> [Supplied entries]
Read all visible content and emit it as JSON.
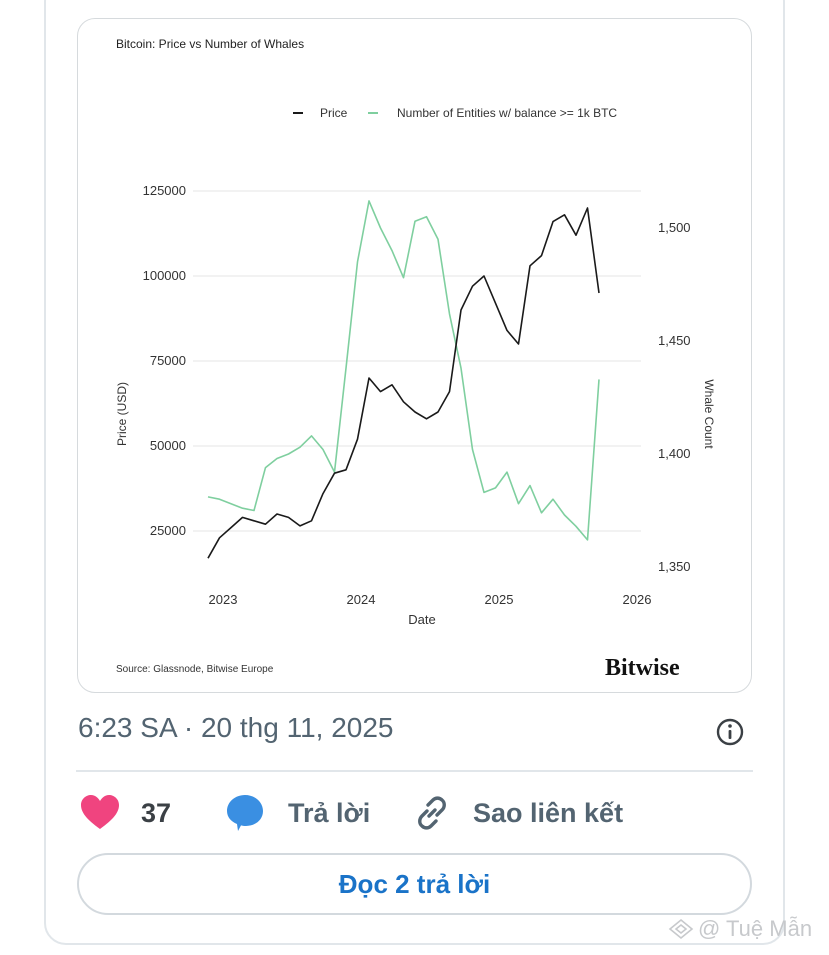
{
  "chart_data": {
    "type": "line",
    "title": "Bitcoin: Price vs Number of Whales",
    "xlabel": "Date",
    "ylabel": "Price (USD)",
    "y2label": "Whale Count",
    "x_ticks": [
      "2023",
      "2024",
      "2025",
      "2026"
    ],
    "y_ticks": [
      "25000",
      "50000",
      "75000",
      "100000",
      "125000"
    ],
    "y2_ticks": [
      "1,350",
      "1,400",
      "1,450",
      "1,500"
    ],
    "ylim": [
      15000,
      125000
    ],
    "y2lim": [
      1350,
      1520
    ],
    "legend_position": "top",
    "series": [
      {
        "name": "Price",
        "color": "#1a1a1a",
        "x": [
          "2023-01",
          "2023-02",
          "2023-03",
          "2023-04",
          "2023-05",
          "2023-06",
          "2023-07",
          "2023-08",
          "2023-09",
          "2023-10",
          "2023-11",
          "2023-12",
          "2024-01",
          "2024-02",
          "2024-03",
          "2024-04",
          "2024-05",
          "2024-06",
          "2024-07",
          "2024-08",
          "2024-09",
          "2024-10",
          "2024-11",
          "2024-12",
          "2025-01",
          "2025-02",
          "2025-03",
          "2025-04",
          "2025-05",
          "2025-06",
          "2025-07",
          "2025-08",
          "2025-09",
          "2025-10",
          "2025-11"
        ],
        "values": [
          17000,
          23000,
          26000,
          29000,
          28000,
          27000,
          30000,
          29000,
          26500,
          28000,
          36000,
          42000,
          43000,
          52000,
          70000,
          66000,
          68000,
          63000,
          60000,
          58000,
          60000,
          66000,
          90000,
          97000,
          100000,
          92000,
          84000,
          80000,
          103000,
          106000,
          116000,
          118000,
          112000,
          120000,
          95000
        ]
      },
      {
        "name": "Number of Entities w/ balance >= 1k BTC",
        "color": "#7fcf9f",
        "x": [
          "2023-01",
          "2023-02",
          "2023-03",
          "2023-04",
          "2023-05",
          "2023-06",
          "2023-07",
          "2023-08",
          "2023-09",
          "2023-10",
          "2023-11",
          "2023-12",
          "2024-01",
          "2024-02",
          "2024-03",
          "2024-04",
          "2024-05",
          "2024-06",
          "2024-07",
          "2024-08",
          "2024-09",
          "2024-10",
          "2024-11",
          "2024-12",
          "2025-01",
          "2025-02",
          "2025-03",
          "2025-04",
          "2025-05",
          "2025-06",
          "2025-07",
          "2025-08",
          "2025-09",
          "2025-10",
          "2025-11"
        ],
        "values": [
          1381,
          1380,
          1378,
          1376,
          1375,
          1394,
          1398,
          1400,
          1403,
          1408,
          1402,
          1392,
          1438,
          1485,
          1512,
          1500,
          1490,
          1478,
          1503,
          1505,
          1495,
          1462,
          1438,
          1402,
          1383,
          1385,
          1392,
          1378,
          1386,
          1374,
          1380,
          1373,
          1368,
          1362,
          1433
        ]
      }
    ],
    "source": "Source: Glassnode, Bitwise Europe",
    "brand": "Bitwise"
  },
  "tweet": {
    "timestamp": "6:23 SA · 20 thg 11, 2025",
    "likes_count": "37",
    "reply_label": "Trả lời",
    "copy_link_label": "Sao liên kết",
    "read_replies_label": "Đọc 2 trả lời"
  },
  "colors": {
    "like": "#f0447f",
    "reply": "#3a8fe2",
    "link_text": "#1a73c8"
  },
  "watermark": "@ Tuệ Mẫn"
}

> [Description of the task]
Pull out each line containing the word "Price" and copy it.

> [Reply to the exercise]
    "title": "Bitcoin: Price vs Number of Whales",
    "ylabel": "Price (USD)",
        "name": "Price",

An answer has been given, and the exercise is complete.